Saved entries
____
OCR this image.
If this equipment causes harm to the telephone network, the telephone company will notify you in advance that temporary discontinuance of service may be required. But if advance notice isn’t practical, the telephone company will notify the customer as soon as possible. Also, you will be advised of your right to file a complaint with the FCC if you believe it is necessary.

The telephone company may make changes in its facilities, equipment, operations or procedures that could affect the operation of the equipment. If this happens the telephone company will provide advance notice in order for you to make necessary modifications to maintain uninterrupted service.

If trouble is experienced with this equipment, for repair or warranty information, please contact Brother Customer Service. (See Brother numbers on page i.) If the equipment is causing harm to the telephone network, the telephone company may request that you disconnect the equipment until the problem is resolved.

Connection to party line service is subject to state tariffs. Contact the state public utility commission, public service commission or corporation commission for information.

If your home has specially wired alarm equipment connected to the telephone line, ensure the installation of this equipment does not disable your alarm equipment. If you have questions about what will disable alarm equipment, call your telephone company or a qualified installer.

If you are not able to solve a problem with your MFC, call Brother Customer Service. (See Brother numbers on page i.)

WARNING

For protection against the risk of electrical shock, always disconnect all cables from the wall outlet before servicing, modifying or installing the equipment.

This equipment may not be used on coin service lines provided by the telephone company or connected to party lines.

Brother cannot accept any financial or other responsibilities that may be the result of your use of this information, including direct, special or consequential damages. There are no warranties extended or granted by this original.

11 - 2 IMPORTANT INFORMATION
____
● Exercise description
Return all the lines that contain the string "disconnect".

● The completed task
If trouble is experienced with this equipment, for repair or warranty information, please contact Brother Customer Service. (See Brother numbers on page i.) If the equipment is causing harm to the telephone network, the telephone company may request that you disconnect the equipment until the problem is resolved.
For protection against the risk of electrical shock, always disconnect all cables from the wall outlet before servicing, modifying or installing the equipment.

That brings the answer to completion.